[Structured figure records]
--------------------

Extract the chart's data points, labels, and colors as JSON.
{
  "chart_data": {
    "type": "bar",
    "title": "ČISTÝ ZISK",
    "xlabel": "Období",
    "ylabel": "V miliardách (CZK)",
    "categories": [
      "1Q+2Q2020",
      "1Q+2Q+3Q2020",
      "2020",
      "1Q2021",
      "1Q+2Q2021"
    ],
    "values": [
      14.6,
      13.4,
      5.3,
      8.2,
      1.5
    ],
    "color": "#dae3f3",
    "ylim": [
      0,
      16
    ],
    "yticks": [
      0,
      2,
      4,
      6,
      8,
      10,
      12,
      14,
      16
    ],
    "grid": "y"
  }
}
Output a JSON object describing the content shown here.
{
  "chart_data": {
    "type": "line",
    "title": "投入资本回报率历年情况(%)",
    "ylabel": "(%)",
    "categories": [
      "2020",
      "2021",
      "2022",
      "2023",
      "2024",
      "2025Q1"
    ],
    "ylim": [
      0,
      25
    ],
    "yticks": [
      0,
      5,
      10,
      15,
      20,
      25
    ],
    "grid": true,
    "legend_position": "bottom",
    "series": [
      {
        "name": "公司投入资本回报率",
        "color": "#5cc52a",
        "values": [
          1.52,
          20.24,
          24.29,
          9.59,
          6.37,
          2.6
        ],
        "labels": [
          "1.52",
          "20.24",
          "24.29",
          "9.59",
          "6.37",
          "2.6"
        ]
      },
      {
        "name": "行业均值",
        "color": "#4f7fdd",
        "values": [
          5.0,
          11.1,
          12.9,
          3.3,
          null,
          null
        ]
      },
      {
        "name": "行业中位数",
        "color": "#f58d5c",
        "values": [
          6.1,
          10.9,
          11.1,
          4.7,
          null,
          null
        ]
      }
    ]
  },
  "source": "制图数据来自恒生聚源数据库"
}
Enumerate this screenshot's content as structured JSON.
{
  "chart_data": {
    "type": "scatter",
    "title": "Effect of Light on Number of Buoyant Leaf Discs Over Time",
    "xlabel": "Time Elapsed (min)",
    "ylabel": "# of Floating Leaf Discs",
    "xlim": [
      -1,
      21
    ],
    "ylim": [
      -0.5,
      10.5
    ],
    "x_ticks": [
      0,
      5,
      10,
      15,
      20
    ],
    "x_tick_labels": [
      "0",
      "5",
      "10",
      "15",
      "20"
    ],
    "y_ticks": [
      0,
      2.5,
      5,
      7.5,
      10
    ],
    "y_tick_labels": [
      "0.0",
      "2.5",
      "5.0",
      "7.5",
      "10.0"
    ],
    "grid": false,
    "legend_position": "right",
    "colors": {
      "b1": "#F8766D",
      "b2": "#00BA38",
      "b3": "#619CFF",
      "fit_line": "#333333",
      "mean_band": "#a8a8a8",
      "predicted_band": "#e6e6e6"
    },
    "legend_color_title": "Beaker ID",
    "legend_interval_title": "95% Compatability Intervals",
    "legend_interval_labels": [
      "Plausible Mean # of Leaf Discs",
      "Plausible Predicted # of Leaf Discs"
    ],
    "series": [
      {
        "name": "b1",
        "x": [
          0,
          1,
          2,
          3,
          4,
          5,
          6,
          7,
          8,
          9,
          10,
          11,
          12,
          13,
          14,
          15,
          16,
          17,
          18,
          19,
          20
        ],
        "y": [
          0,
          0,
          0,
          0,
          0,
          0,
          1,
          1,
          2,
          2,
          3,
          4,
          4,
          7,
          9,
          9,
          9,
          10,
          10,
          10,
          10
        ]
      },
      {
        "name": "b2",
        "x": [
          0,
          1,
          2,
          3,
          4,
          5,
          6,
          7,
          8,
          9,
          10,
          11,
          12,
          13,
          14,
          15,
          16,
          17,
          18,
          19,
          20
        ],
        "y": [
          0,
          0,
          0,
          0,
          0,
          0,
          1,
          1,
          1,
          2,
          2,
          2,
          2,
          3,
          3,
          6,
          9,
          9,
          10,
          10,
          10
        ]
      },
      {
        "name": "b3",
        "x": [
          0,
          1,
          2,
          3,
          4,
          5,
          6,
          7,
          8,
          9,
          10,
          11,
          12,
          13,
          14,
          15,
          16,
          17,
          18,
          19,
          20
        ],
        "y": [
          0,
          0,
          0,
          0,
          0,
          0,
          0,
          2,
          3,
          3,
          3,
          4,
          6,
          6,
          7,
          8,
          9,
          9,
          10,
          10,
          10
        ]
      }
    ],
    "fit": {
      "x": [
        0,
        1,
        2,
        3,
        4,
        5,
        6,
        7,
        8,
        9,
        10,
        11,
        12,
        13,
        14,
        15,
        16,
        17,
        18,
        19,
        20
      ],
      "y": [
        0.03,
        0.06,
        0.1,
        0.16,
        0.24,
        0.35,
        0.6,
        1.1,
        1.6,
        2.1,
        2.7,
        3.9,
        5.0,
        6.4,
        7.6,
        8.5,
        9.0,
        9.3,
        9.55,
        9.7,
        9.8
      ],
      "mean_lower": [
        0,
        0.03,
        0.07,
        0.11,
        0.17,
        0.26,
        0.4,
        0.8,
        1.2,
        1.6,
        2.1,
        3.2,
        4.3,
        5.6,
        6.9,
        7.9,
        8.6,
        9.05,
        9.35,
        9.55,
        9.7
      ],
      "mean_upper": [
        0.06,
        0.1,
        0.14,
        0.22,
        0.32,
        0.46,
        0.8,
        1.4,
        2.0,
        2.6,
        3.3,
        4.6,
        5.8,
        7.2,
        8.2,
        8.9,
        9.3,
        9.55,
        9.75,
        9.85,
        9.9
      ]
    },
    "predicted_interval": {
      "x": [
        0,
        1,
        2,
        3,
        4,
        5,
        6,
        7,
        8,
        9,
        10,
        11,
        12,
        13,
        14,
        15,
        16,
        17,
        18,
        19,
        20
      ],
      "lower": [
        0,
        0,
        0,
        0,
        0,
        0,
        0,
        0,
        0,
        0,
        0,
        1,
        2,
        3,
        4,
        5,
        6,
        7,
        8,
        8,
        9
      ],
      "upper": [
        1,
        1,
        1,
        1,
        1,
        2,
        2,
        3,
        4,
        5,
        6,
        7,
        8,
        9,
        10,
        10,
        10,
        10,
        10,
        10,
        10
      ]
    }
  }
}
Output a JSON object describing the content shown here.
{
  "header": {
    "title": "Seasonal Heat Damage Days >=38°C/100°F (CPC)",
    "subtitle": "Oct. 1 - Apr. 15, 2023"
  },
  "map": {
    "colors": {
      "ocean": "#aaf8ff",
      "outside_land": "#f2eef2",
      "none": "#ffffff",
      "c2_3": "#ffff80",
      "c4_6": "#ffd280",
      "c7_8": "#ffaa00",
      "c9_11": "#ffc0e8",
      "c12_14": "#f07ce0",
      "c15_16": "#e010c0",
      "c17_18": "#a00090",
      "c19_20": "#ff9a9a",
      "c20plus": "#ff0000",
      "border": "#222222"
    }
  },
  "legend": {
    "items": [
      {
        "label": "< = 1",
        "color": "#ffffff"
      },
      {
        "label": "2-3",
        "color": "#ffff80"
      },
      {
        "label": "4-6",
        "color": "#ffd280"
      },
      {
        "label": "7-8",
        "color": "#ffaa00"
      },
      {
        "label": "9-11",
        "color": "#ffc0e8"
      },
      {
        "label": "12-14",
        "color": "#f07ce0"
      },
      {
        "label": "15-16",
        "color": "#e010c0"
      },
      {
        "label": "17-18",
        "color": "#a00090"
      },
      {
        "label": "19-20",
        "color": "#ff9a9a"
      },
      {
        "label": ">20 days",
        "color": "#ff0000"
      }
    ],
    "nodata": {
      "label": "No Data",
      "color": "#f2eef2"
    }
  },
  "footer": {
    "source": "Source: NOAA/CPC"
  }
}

--------------------

Return the entries above exactly, each one complete.

## Response to the task:
Extract the chart's data points, labels, and colors as JSON.
{
  "chart_data": {
    "type": "bar",
    "title": "ČISTÝ ZISK",
    "xlabel": "Období",
    "ylabel": "V miliardách (CZK)",
    "categories": [
      "1Q+2Q2020",
      "1Q+2Q+3Q2020",
      "2020",
      "1Q2021",
      "1Q+2Q2021"
    ],
    "values": [
      14.6,
      13.4,
      5.3,
      8.2,
      1.5
    ],
    "color": "#dae3f3",
    "ylim": [
      0,
      16
    ],
    "yticks": [
      0,
      2,
      4,
      6,
      8,
      10,
      12,
      14,
      16
    ],
    "grid": "y"
  }
}
Output a JSON object describing the content shown here.
{
  "chart_data": {
    "type": "line",
    "title": "投入资本回报率历年情况(%)",
    "ylabel": "(%)",
    "categories": [
      "2020",
      "2021",
      "2022",
      "2023",
      "2024",
      "2025Q1"
    ],
    "ylim": [
      0,
      25
    ],
    "yticks": [
      0,
      5,
      10,
      15,
      20,
      25
    ],
    "grid": true,
    "legend_position": "bottom",
    "series": [
      {
        "name": "公司投入资本回报率",
        "color": "#5cc52a",
        "values": [
          1.52,
          20.24,
          24.29,
          9.59,
          6.37,
          2.6
        ],
        "labels": [
          "1.52",
          "20.24",
          "24.29",
          "9.59",
          "6.37",
          "2.6"
        ]
      },
      {
        "name": "行业均值",
        "color": "#4f7fdd",
        "values": [
          5.0,
          11.1,
          12.9,
          3.3,
          null,
          null
        ]
      },
      {
        "name": "行业中位数",
        "color": "#f58d5c",
        "values": [
          6.1,
          10.9,
          11.1,
          4.7,
          null,
          null
        ]
      }
    ]
  },
  "source": "制图数据来自恒生聚源数据库"
}
Enumerate this screenshot's content as structured JSON.
{
  "chart_data": {
    "type": "scatter",
    "title": "Effect of Light on Number of Buoyant Leaf Discs Over Time",
    "xlabel": "Time Elapsed (min)",
    "ylabel": "# of Floating Leaf Discs",
    "xlim": [
      -1,
      21
    ],
    "ylim": [
      -0.5,
      10.5
    ],
    "x_ticks": [
      0,
      5,
      10,
      15,
      20
    ],
    "x_tick_labels": [
      "0",
      "5",
      "10",
      "15",
      "20"
    ],
    "y_ticks": [
      0,
      2.5,
      5,
      7.5,
      10
    ],
    "y_tick_labels": [
      "0.0",
      "2.5",
      "5.0",
      "7.5",
      "10.0"
    ],
    "grid": false,
    "legend_position": "right",
    "colors": {
      "b1": "#F8766D",
      "b2": "#00BA38",
      "b3": "#619CFF",
      "fit_line": "#333333",
      "mean_band": "#a8a8a8",
      "predicted_band": "#e6e6e6"
    },
    "legend_color_title": "Beaker ID",
    "legend_interval_title": "95% Compatability Intervals",
    "legend_interval_labels": [
      "Plausible Mean # of Leaf Discs",
      "Plausible Predicted # of Leaf Discs"
    ],
    "series": [
      {
        "name": "b1",
        "x": [
          0,
          1,
          2,
          3,
          4,
          5,
          6,
          7,
          8,
          9,
          10,
          11,
          12,
          13,
          14,
          15,
          16,
          17,
          18,
          19,
          20
        ],
        "y": [
          0,
          0,
          0,
          0,
          0,
          0,
          1,
          1,
          2,
          2,
          3,
          4,
          4,
          7,
          9,
          9,
          9,
          10,
          10,
          10,
          10
        ]
      },
      {
        "name": "b2",
        "x": [
          0,
          1,
          2,
          3,
          4,
          5,
          6,
          7,
          8,
          9,
          10,
          11,
          12,
          13,
          14,
          15,
          16,
          17,
          18,
          19,
          20
        ],
        "y": [
          0,
          0,
          0,
          0,
          0,
          0,
          1,
          1,
          1,
          2,
          2,
          2,
          2,
          3,
          3,
          6,
          9,
          9,
          10,
          10,
          10
        ]
      },
      {
        "name": "b3",
        "x": [
          0,
          1,
          2,
          3,
          4,
          5,
          6,
          7,
          8,
          9,
          10,
          11,
          12,
          13,
          14,
          15,
          16,
          17,
          18,
          19,
          20
        ],
        "y": [
          0,
          0,
          0,
          0,
          0,
          0,
          0,
          2,
          3,
          3,
          3,
          4,
          6,
          6,
          7,
          8,
          9,
          9,
          10,
          10,
          10
        ]
      }
    ],
    "fit": {
      "x": [
        0,
        1,
        2,
        3,
        4,
        5,
        6,
        7,
        8,
        9,
        10,
        11,
        12,
        13,
        14,
        15,
        16,
        17,
        18,
        19,
        20
      ],
      "y": [
        0.03,
        0.06,
        0.1,
        0.16,
        0.24,
        0.35,
        0.6,
        1.1,
        1.6,
        2.1,
        2.7,
        3.9,
        5.0,
        6.4,
        7.6,
        8.5,
        9.0,
        9.3,
        9.55,
        9.7,
        9.8
      ],
      "mean_lower": [
        0,
        0.03,
        0.07,
        0.11,
        0.17,
        0.26,
        0.4,
        0.8,
        1.2,
        1.6,
        2.1,
        3.2,
        4.3,
        5.6,
        6.9,
        7.9,
        8.6,
        9.05,
        9.35,
        9.55,
        9.7
      ],
      "mean_upper": [
        0.06,
        0.1,
        0.14,
        0.22,
        0.32,
        0.46,
        0.8,
        1.4,
        2.0,
        2.6,
        3.3,
        4.6,
        5.8,
        7.2,
        8.2,
        8.9,
        9.3,
        9.55,
        9.75,
        9.85,
        9.9
      ]
    },
    "predicted_interval": {
      "x": [
        0,
        1,
        2,
        3,
        4,
        5,
        6,
        7,
        8,
        9,
        10,
        11,
        12,
        13,
        14,
        15,
        16,
        17,
        18,
        19,
        20
      ],
      "lower": [
        0,
        0,
        0,
        0,
        0,
        0,
        0,
        0,
        0,
        0,
        0,
        1,
        2,
        3,
        4,
        5,
        6,
        7,
        8,
        8,
        9
      ],
      "upper": [
        1,
        1,
        1,
        1,
        1,
        2,
        2,
        3,
        4,
        5,
        6,
        7,
        8,
        9,
        10,
        10,
        10,
        10,
        10,
        10,
        10
      ]
    }
  }
}
Output a JSON object describing the content shown here.
{
  "header": {
    "title": "Seasonal Heat Damage Days >=38°C/100°F (CPC)",
    "subtitle": "Oct. 1 - Apr. 15, 2023"
  },
  "map": {
    "colors": {
      "ocean": "#aaf8ff",
      "outside_land": "#f2eef2",
      "none": "#ffffff",
      "c2_3": "#ffff80",
      "c4_6": "#ffd280",
      "c7_8": "#ffaa00",
      "c9_11": "#ffc0e8",
      "c12_14": "#f07ce0",
      "c15_16": "#e010c0",
      "c17_18": "#a00090",
      "c19_20": "#ff9a9a",
      "c20plus": "#ff0000",
      "border": "#222222"
    }
  },
  "legend": {
    "items": [
      {
        "label": "< = 1",
        "color": "#ffffff"
      },
      {
        "label": "2-3",
        "color": "#ffff80"
      },
      {
        "label": "4-6",
        "color": "#ffd280"
      },
      {
        "label": "7-8",
        "color": "#ffaa00"
      },
      {
        "label": "9-11",
        "color": "#ffc0e8"
      },
      {
        "label": "12-14",
        "color": "#f07ce0"
      },
      {
        "label": "15-16",
        "color": "#e010c0"
      },
      {
        "label": "17-18",
        "color": "#a00090"
      },
      {
        "label": "19-20",
        "color": "#ff9a9a"
      },
      {
        "label": ">20 days",
        "color": "#ff0000"
      }
    ],
    "nodata": {
      "label": "No Data",
      "color": "#f2eef2"
    }
  },
  "footer": {
    "source": "Source: NOAA/CPC"
  }
}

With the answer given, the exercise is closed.